Transcribe the listing in full, excluding any pictures.

:: Supplied data ::
........

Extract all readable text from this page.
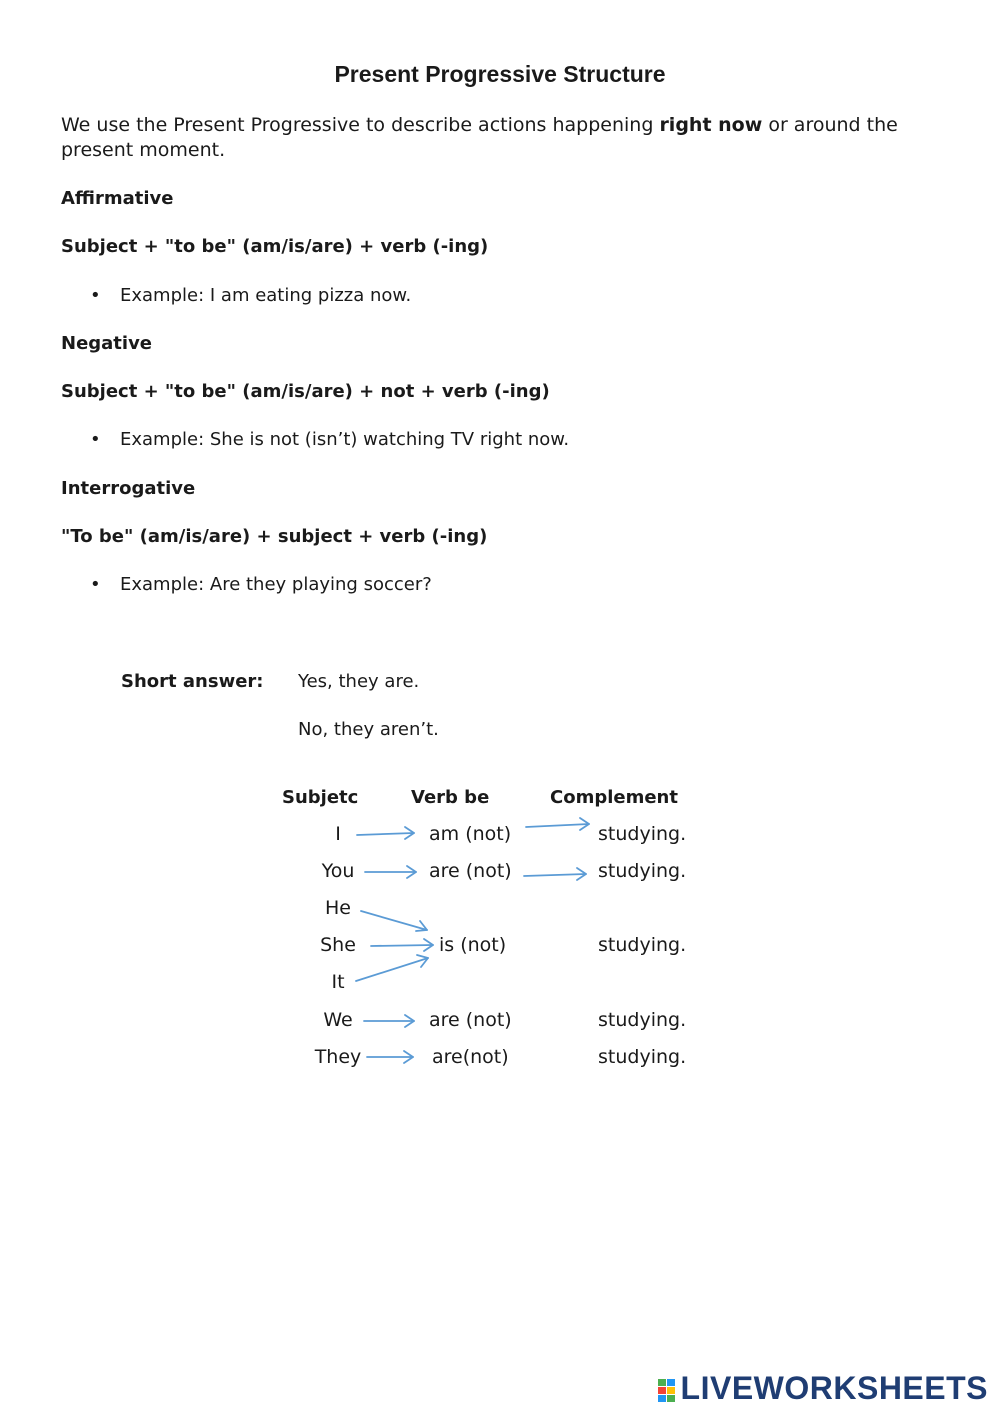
Present Progressive Structure
We use the Present Progressive to describe actions happening right now or around the present moment.
Affirmative
Subject + "to be" (am/is/are) + verb (-ing)
• Example: I am eating pizza now.
Negative
Subject + "to be" (am/is/are) + not + verb (-ing)
• Example: She is not (isn’t) watching TV right now.
Interrogative
"To be" (am/is/are) + subject + verb (-ing)
• Example: Are they playing soccer?
Short answer: Yes, they are.
No, they aren’t.
Subjetc	Verb be	Complement
I
You
He
She
It
We
They
am (not)
are (not)
is (not)
are (not)
are(not)
studying.
studying.
studying.
studying.
studying.
LIVEWORKSHEETS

........

:: Answer to the problem ::
Extract all readable text from this page.
Present Progressive Structure
We use the Present Progressive to describe actions happening right now or around the present moment.
Affirmative
Subject + "to be" (am/is/are) + verb (-ing)
• Example: I am eating pizza now.
Negative
Subject + "to be" (am/is/are) + not + verb (-ing)
• Example: She is not (isn’t) watching TV right now.
Interrogative
"To be" (am/is/are) + subject + verb (-ing)
• Example: Are they playing soccer?
Short answer: Yes, they are.
No, they aren’t.
Subjetc	Verb be	Complement
I
You
He
She
It
We
They
am (not)
are (not)
is (not)
are (not)
are(not)
studying.
studying.
studying.
studying.
studying.
LIVEWORKSHEETS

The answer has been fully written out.